▸ EXERCISE REQUIREMENTS: Transcribe all the records exactly and omit any images they hold.

++++ EXCERPTED RECORDS

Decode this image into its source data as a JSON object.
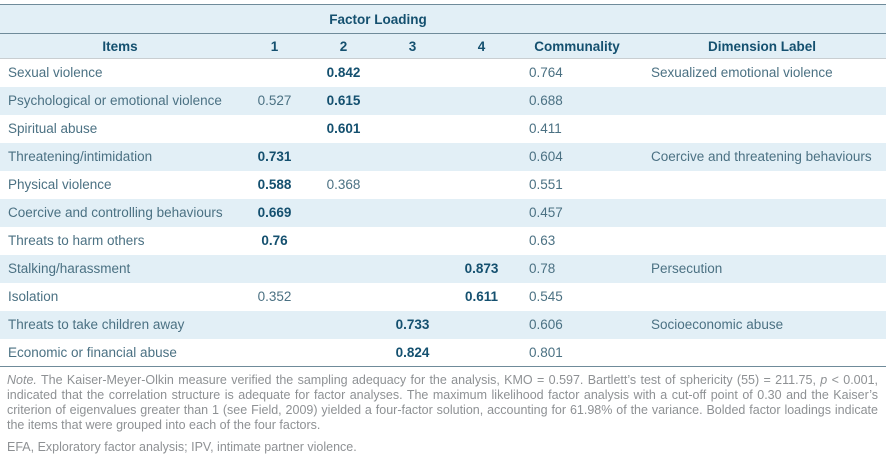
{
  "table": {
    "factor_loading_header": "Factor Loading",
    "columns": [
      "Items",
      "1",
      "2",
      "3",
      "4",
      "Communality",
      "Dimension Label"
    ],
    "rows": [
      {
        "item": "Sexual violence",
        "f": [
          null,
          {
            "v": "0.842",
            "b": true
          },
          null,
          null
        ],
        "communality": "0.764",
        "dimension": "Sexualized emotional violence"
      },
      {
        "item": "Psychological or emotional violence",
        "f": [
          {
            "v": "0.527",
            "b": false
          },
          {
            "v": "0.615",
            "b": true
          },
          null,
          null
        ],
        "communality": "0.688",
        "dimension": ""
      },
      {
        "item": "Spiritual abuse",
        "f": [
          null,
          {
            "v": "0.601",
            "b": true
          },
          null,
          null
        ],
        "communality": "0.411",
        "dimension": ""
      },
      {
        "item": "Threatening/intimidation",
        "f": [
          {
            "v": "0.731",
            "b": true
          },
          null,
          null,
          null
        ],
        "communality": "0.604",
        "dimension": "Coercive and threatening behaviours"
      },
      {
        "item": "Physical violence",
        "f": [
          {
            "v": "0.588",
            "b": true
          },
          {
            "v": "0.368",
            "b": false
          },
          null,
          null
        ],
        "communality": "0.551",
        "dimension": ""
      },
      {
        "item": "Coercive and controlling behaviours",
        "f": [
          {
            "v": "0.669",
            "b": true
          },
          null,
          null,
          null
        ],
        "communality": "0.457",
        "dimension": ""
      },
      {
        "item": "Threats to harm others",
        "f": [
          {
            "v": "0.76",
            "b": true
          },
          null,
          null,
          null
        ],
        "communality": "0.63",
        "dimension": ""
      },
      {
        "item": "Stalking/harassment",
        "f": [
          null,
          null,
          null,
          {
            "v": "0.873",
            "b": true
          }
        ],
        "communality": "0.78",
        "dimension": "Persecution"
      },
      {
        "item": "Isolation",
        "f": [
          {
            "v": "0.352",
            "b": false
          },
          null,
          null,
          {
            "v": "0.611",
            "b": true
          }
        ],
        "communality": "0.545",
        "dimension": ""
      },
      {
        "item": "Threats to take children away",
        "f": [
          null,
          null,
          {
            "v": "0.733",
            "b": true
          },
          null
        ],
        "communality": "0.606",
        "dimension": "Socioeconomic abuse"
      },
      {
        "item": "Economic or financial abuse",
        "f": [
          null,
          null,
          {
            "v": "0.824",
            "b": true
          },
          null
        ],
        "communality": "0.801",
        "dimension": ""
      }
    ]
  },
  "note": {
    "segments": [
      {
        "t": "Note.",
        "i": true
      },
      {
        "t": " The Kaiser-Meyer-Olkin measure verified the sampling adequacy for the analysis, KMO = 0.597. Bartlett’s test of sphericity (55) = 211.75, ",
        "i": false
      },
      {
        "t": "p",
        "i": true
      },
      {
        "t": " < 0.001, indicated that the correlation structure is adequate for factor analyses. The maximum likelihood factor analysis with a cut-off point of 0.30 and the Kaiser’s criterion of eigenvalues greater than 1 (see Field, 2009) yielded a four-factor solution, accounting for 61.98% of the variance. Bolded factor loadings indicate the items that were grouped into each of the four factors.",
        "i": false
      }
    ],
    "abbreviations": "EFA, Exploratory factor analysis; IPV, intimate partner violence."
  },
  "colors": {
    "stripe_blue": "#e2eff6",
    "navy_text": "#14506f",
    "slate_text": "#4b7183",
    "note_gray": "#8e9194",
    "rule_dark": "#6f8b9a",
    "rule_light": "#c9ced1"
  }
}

++++++++

▸ REPLY TO THE TASK:
Decode this image into its source data as a JSON object.
{
  "table": {
    "factor_loading_header": "Factor Loading",
    "columns": [
      "Items",
      "1",
      "2",
      "3",
      "4",
      "Communality",
      "Dimension Label"
    ],
    "rows": [
      {
        "item": "Sexual violence",
        "f": [
          null,
          {
            "v": "0.842",
            "b": true
          },
          null,
          null
        ],
        "communality": "0.764",
        "dimension": "Sexualized emotional violence"
      },
      {
        "item": "Psychological or emotional violence",
        "f": [
          {
            "v": "0.527",
            "b": false
          },
          {
            "v": "0.615",
            "b": true
          },
          null,
          null
        ],
        "communality": "0.688",
        "dimension": ""
      },
      {
        "item": "Spiritual abuse",
        "f": [
          null,
          {
            "v": "0.601",
            "b": true
          },
          null,
          null
        ],
        "communality": "0.411",
        "dimension": ""
      },
      {
        "item": "Threatening/intimidation",
        "f": [
          {
            "v": "0.731",
            "b": true
          },
          null,
          null,
          null
        ],
        "communality": "0.604",
        "dimension": "Coercive and threatening behaviours"
      },
      {
        "item": "Physical violence",
        "f": [
          {
            "v": "0.588",
            "b": true
          },
          {
            "v": "0.368",
            "b": false
          },
          null,
          null
        ],
        "communality": "0.551",
        "dimension": ""
      },
      {
        "item": "Coercive and controlling behaviours",
        "f": [
          {
            "v": "0.669",
            "b": true
          },
          null,
          null,
          null
        ],
        "communality": "0.457",
        "dimension": ""
      },
      {
        "item": "Threats to harm others",
        "f": [
          {
            "v": "0.76",
            "b": true
          },
          null,
          null,
          null
        ],
        "communality": "0.63",
        "dimension": ""
      },
      {
        "item": "Stalking/harassment",
        "f": [
          null,
          null,
          null,
          {
            "v": "0.873",
            "b": true
          }
        ],
        "communality": "0.78",
        "dimension": "Persecution"
      },
      {
        "item": "Isolation",
        "f": [
          {
            "v": "0.352",
            "b": false
          },
          null,
          null,
          {
            "v": "0.611",
            "b": true
          }
        ],
        "communality": "0.545",
        "dimension": ""
      },
      {
        "item": "Threats to take children away",
        "f": [
          null,
          null,
          {
            "v": "0.733",
            "b": true
          },
          null
        ],
        "communality": "0.606",
        "dimension": "Socioeconomic abuse"
      },
      {
        "item": "Economic or financial abuse",
        "f": [
          null,
          null,
          {
            "v": "0.824",
            "b": true
          },
          null
        ],
        "communality": "0.801",
        "dimension": ""
      }
    ]
  },
  "note": {
    "segments": [
      {
        "t": "Note.",
        "i": true
      },
      {
        "t": " The Kaiser-Meyer-Olkin measure verified the sampling adequacy for the analysis, KMO = 0.597. Bartlett’s test of sphericity (55) = 211.75, ",
        "i": false
      },
      {
        "t": "p",
        "i": true
      },
      {
        "t": " < 0.001, indicated that the correlation structure is adequate for factor analyses. The maximum likelihood factor analysis with a cut-off point of 0.30 and the Kaiser’s criterion of eigenvalues greater than 1 (see Field, 2009) yielded a four-factor solution, accounting for 61.98% of the variance. Bolded factor loadings indicate the items that were grouped into each of the four factors.",
        "i": false
      }
    ],
    "abbreviations": "EFA, Exploratory factor analysis; IPV, intimate partner violence."
  },
  "colors": {
    "stripe_blue": "#e2eff6",
    "navy_text": "#14506f",
    "slate_text": "#4b7183",
    "note_gray": "#8e9194",
    "rule_dark": "#6f8b9a",
    "rule_light": "#c9ced1"
  }
}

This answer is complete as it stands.